━━ Data for processing ━━

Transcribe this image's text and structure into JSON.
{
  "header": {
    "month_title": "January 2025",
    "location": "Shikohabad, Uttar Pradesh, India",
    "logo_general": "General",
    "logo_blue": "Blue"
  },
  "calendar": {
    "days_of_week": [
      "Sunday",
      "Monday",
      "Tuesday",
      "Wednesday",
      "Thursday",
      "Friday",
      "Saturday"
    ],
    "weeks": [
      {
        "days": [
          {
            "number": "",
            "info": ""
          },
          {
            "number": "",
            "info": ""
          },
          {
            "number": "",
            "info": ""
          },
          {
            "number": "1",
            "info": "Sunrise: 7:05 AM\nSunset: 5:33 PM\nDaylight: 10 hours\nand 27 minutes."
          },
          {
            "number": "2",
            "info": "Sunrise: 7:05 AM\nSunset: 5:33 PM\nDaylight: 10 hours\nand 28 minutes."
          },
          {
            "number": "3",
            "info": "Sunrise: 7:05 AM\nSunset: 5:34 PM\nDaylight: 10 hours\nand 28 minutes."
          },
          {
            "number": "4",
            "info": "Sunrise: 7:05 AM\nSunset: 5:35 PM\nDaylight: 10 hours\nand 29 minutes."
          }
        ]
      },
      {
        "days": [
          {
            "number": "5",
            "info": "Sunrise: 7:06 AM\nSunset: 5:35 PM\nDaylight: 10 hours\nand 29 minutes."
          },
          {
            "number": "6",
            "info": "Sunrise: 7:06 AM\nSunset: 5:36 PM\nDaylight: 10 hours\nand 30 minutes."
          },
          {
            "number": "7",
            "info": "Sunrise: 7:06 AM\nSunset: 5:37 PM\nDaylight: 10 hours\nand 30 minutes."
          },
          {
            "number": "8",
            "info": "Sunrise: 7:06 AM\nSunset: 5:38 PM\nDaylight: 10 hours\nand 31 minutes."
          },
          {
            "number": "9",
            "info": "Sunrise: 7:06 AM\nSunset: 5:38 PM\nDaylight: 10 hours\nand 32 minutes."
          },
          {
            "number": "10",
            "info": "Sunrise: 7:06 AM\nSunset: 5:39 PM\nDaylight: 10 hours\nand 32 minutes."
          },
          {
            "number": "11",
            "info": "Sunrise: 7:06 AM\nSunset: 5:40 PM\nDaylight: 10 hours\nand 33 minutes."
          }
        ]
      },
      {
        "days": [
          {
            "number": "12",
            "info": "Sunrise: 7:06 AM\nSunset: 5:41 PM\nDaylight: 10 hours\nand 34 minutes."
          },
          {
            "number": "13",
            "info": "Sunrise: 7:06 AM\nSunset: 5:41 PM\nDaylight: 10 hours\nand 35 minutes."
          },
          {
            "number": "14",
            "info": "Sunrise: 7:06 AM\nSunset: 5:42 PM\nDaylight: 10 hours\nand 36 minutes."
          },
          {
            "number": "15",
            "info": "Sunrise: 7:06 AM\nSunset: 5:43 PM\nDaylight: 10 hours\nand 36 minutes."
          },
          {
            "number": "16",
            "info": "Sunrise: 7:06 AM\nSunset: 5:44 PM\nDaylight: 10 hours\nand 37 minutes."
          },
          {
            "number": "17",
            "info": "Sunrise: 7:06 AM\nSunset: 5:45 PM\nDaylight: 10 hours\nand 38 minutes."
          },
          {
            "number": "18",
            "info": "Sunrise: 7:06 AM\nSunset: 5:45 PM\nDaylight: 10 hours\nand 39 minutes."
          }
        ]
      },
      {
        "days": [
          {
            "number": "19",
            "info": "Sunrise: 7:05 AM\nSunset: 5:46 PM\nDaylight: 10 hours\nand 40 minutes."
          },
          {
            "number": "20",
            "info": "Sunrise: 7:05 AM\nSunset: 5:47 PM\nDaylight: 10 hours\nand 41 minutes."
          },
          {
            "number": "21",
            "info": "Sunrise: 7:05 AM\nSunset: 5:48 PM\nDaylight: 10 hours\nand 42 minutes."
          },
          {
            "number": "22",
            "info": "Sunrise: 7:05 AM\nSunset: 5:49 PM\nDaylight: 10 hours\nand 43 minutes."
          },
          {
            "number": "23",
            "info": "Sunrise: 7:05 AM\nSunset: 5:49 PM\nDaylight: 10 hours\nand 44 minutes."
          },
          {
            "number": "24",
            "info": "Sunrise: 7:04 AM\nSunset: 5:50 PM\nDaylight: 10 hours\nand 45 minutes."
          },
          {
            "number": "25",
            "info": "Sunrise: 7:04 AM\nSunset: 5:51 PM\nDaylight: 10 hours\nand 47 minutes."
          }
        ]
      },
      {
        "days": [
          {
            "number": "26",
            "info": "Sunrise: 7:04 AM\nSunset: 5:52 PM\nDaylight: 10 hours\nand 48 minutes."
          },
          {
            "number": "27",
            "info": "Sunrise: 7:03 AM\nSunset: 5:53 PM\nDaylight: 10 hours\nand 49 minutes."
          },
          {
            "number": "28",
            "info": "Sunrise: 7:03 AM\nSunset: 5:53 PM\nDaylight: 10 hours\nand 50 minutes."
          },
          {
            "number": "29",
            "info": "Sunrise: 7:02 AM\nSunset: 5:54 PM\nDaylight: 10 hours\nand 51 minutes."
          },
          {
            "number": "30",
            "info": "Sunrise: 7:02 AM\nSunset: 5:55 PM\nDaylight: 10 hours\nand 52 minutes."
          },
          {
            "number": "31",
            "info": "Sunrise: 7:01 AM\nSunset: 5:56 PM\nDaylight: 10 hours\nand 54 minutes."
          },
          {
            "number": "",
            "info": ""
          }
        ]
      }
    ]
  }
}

━━━

» Direction
Retype all the records, matching them exactly.

» Result of this exercise
Transcribe this image's text and structure into JSON.
{
  "header": {
    "month_title": "January 2025",
    "location": "Shikohabad, Uttar Pradesh, India",
    "logo_general": "General",
    "logo_blue": "Blue"
  },
  "calendar": {
    "days_of_week": [
      "Sunday",
      "Monday",
      "Tuesday",
      "Wednesday",
      "Thursday",
      "Friday",
      "Saturday"
    ],
    "weeks": [
      {
        "days": [
          {
            "number": "",
            "info": ""
          },
          {
            "number": "",
            "info": ""
          },
          {
            "number": "",
            "info": ""
          },
          {
            "number": "1",
            "info": "Sunrise: 7:05 AM\nSunset: 5:33 PM\nDaylight: 10 hours\nand 27 minutes."
          },
          {
            "number": "2",
            "info": "Sunrise: 7:05 AM\nSunset: 5:33 PM\nDaylight: 10 hours\nand 28 minutes."
          },
          {
            "number": "3",
            "info": "Sunrise: 7:05 AM\nSunset: 5:34 PM\nDaylight: 10 hours\nand 28 minutes."
          },
          {
            "number": "4",
            "info": "Sunrise: 7:05 AM\nSunset: 5:35 PM\nDaylight: 10 hours\nand 29 minutes."
          }
        ]
      },
      {
        "days": [
          {
            "number": "5",
            "info": "Sunrise: 7:06 AM\nSunset: 5:35 PM\nDaylight: 10 hours\nand 29 minutes."
          },
          {
            "number": "6",
            "info": "Sunrise: 7:06 AM\nSunset: 5:36 PM\nDaylight: 10 hours\nand 30 minutes."
          },
          {
            "number": "7",
            "info": "Sunrise: 7:06 AM\nSunset: 5:37 PM\nDaylight: 10 hours\nand 30 minutes."
          },
          {
            "number": "8",
            "info": "Sunrise: 7:06 AM\nSunset: 5:38 PM\nDaylight: 10 hours\nand 31 minutes."
          },
          {
            "number": "9",
            "info": "Sunrise: 7:06 AM\nSunset: 5:38 PM\nDaylight: 10 hours\nand 32 minutes."
          },
          {
            "number": "10",
            "info": "Sunrise: 7:06 AM\nSunset: 5:39 PM\nDaylight: 10 hours\nand 32 minutes."
          },
          {
            "number": "11",
            "info": "Sunrise: 7:06 AM\nSunset: 5:40 PM\nDaylight: 10 hours\nand 33 minutes."
          }
        ]
      },
      {
        "days": [
          {
            "number": "12",
            "info": "Sunrise: 7:06 AM\nSunset: 5:41 PM\nDaylight: 10 hours\nand 34 minutes."
          },
          {
            "number": "13",
            "info": "Sunrise: 7:06 AM\nSunset: 5:41 PM\nDaylight: 10 hours\nand 35 minutes."
          },
          {
            "number": "14",
            "info": "Sunrise: 7:06 AM\nSunset: 5:42 PM\nDaylight: 10 hours\nand 36 minutes."
          },
          {
            "number": "15",
            "info": "Sunrise: 7:06 AM\nSunset: 5:43 PM\nDaylight: 10 hours\nand 36 minutes."
          },
          {
            "number": "16",
            "info": "Sunrise: 7:06 AM\nSunset: 5:44 PM\nDaylight: 10 hours\nand 37 minutes."
          },
          {
            "number": "17",
            "info": "Sunrise: 7:06 AM\nSunset: 5:45 PM\nDaylight: 10 hours\nand 38 minutes."
          },
          {
            "number": "18",
            "info": "Sunrise: 7:06 AM\nSunset: 5:45 PM\nDaylight: 10 hours\nand 39 minutes."
          }
        ]
      },
      {
        "days": [
          {
            "number": "19",
            "info": "Sunrise: 7:05 AM\nSunset: 5:46 PM\nDaylight: 10 hours\nand 40 minutes."
          },
          {
            "number": "20",
            "info": "Sunrise: 7:05 AM\nSunset: 5:47 PM\nDaylight: 10 hours\nand 41 minutes."
          },
          {
            "number": "21",
            "info": "Sunrise: 7:05 AM\nSunset: 5:48 PM\nDaylight: 10 hours\nand 42 minutes."
          },
          {
            "number": "22",
            "info": "Sunrise: 7:05 AM\nSunset: 5:49 PM\nDaylight: 10 hours\nand 43 minutes."
          },
          {
            "number": "23",
            "info": "Sunrise: 7:05 AM\nSunset: 5:49 PM\nDaylight: 10 hours\nand 44 minutes."
          },
          {
            "number": "24",
            "info": "Sunrise: 7:04 AM\nSunset: 5:50 PM\nDaylight: 10 hours\nand 45 minutes."
          },
          {
            "number": "25",
            "info": "Sunrise: 7:04 AM\nSunset: 5:51 PM\nDaylight: 10 hours\nand 47 minutes."
          }
        ]
      },
      {
        "days": [
          {
            "number": "26",
            "info": "Sunrise: 7:04 AM\nSunset: 5:52 PM\nDaylight: 10 hours\nand 48 minutes."
          },
          {
            "number": "27",
            "info": "Sunrise: 7:03 AM\nSunset: 5:53 PM\nDaylight: 10 hours\nand 49 minutes."
          },
          {
            "number": "28",
            "info": "Sunrise: 7:03 AM\nSunset: 5:53 PM\nDaylight: 10 hours\nand 50 minutes."
          },
          {
            "number": "29",
            "info": "Sunrise: 7:02 AM\nSunset: 5:54 PM\nDaylight: 10 hours\nand 51 minutes."
          },
          {
            "number": "30",
            "info": "Sunrise: 7:02 AM\nSunset: 5:55 PM\nDaylight: 10 hours\nand 52 minutes."
          },
          {
            "number": "31",
            "info": "Sunrise: 7:01 AM\nSunset: 5:56 PM\nDaylight: 10 hours\nand 54 minutes."
          },
          {
            "number": "",
            "info": ""
          }
        ]
      }
    ]
  }
}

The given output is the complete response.